Textauszug:

Die Prüfungs- und Rügepflicht des Käufers entspricht ebenfalls im wesentlichen dem Haager Kaufrecht, ist jedoch — dies war der einzige Streitpunkt auf der Konferenz, in dem sich die Interessen der Entwicklungsländer und der Industriestaaten als Gruppen gegenüberstanden — durch einen neuen Art. 44 etwas aufgeweicht worden.

Zunächst hat der Käufer die Waren so schnell wie möglich zu prüfen oder prüfen zu lassen. Beim Versendungskauf oder bei einer Umleitung oder Weiterversendung der Güter genügt die Untersuchung am Bestimmungsort.

Stellt der Käufer dabei einen Mangel fest, oder hätte er ihn feststellen müssen, so hat er ihn innerhalb angemessener Frist nach der Feststellung oder dem Zeitpunkt, in dem er den Mangel hätte feststellen müssen, anzuzeigen. Im Gegensatz zu Art. 39 EKG sowie zum Vorentwurf verliert jedoch der Käufer bei Unterlassung einer solchen Anzeige nicht stets alle Rechte. Dieser Rechtsverlust tritt vielmehr mit Sicherheit erst ein, wenn er den Mangel nicht innerhalb von zwei Jahren nach der Übergabe rügt (Art. 39 Abs. 2). Unterbleibt eine vorher gebotene Rüge und hat der Käufer für die Unterlassung eine Entschuldigung, so behält er das Recht auf Minderung sowie das Recht, den Ersatz des negativen Interesses zu verlangen (Art. 44).

Aufgaben:
**a)** Beantworten Sie anhand des Textauszugs diese Fragen:
(i) Durch welchen neuen Artikel wurde die Prüfungs- und Rügepflicht des Käufers etwas aufgeweicht?
(ii) Wo genügt beim Versendungskauf die Untersuchung der Waren?
(iii) Innerhalb welcher Frist nach der Übergabe muss der Käufer einen Mangel spätestens rügen, damit der Rechtsverlust nicht mit Sicherheit eintritt?
**b)** Entnehmen Sie dem Textauszug wortgetreu die Stelle, die mit „Stellt der Käufer“ beginnt und sich bis einschließlich „Interesses zu verlangen (Art. 44).“ fortsetzt.
Die Zeilen haben mit dem Textauszug nichts zu tun.

Datenauszug:
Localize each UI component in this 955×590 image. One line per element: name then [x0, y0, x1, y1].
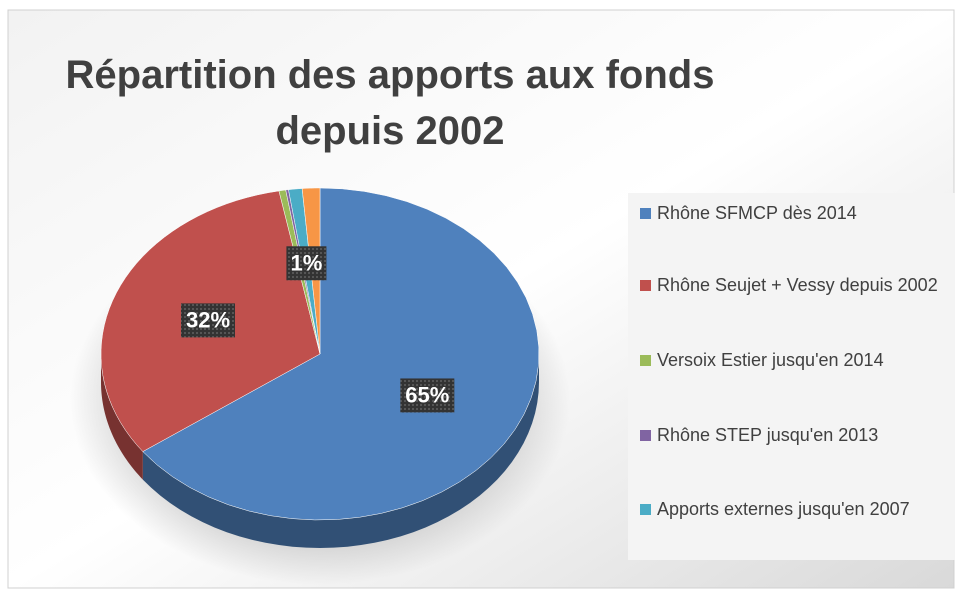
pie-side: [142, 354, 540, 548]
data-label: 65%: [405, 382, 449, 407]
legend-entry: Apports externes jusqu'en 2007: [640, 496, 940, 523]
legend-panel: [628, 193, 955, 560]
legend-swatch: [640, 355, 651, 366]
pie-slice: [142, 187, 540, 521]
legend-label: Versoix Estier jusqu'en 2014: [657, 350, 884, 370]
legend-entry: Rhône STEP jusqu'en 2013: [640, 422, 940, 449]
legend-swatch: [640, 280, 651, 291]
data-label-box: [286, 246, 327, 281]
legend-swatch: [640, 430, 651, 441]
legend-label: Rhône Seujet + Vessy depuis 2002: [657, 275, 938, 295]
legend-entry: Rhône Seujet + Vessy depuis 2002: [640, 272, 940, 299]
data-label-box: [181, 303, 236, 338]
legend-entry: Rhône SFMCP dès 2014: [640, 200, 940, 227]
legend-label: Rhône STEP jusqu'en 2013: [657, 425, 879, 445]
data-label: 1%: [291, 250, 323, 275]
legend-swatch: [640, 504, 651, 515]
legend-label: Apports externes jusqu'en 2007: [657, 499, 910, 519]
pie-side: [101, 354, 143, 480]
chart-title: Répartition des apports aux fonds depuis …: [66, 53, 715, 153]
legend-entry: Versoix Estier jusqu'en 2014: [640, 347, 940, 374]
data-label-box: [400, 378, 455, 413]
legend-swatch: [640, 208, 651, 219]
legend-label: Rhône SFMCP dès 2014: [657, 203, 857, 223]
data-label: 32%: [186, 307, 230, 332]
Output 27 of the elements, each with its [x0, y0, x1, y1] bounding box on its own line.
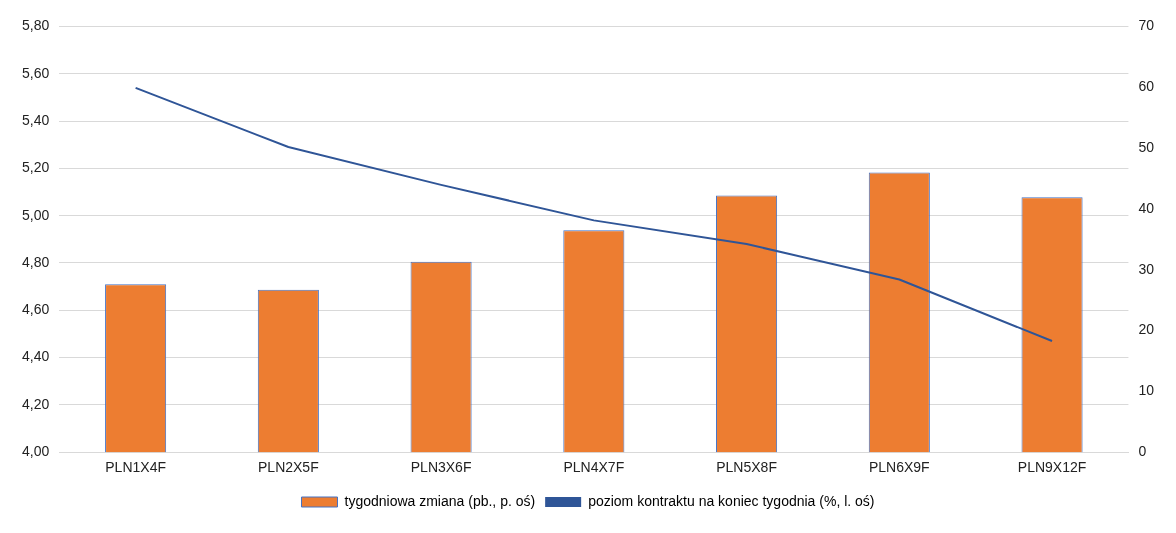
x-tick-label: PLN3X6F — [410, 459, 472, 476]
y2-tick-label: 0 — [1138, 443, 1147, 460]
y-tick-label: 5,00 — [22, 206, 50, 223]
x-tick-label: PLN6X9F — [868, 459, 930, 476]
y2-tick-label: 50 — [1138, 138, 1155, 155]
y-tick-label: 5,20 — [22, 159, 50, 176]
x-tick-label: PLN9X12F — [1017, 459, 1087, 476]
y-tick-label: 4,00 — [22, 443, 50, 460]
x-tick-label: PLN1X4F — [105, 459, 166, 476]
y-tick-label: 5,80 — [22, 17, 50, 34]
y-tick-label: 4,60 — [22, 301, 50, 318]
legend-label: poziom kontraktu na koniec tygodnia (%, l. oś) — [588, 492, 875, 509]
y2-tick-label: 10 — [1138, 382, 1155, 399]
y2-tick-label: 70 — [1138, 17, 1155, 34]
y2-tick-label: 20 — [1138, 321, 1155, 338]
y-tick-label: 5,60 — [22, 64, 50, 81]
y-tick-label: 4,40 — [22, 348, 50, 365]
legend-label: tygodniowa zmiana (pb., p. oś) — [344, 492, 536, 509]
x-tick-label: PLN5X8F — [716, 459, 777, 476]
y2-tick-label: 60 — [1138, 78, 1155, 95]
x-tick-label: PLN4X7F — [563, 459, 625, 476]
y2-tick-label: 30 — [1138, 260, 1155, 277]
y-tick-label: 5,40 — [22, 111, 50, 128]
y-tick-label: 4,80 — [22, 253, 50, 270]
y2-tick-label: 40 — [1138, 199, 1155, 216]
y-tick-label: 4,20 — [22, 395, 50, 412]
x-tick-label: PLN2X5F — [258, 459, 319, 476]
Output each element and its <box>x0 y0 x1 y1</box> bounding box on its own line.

Erwartete Ergebnisse:
**a)**
(i) Durch Art. 44.
(ii) Am Bestimmungsort.
(iii) Innerhalb von zwei Jahren.

**b)**
Stellt der Käufer dabei einen Mangel fest, oder hätte er ihn feststellen müssen, so hat er ihn innerhalb angemessener Frist nach der Feststellung oder dem Zeitpunkt, in dem er den Mangel hätte feststellen müssen, anzuzeigen. Im Gegensatz zu Art. 39 EKG sowie zum Vorentwurf verliert jedoch der Käufer bei Unterlassung einer solchen Anzeige nicht stets alle Rechte. Dieser Rechtsverlust tritt vielmehr mit Sicherheit erst ein, wenn er den Mangel nicht innerhalb von zwei Jahren nach der Übergabe rügt (Art. 39 Abs. 2). Unterbleibt eine vorher gebotene Rüge und hat der Käufer für die Unterlassung eine Entschuldigung, so behält er das Recht auf Minderung sowie das Recht, den Ersatz des negativen Interesses zu verlangen (Art. 44).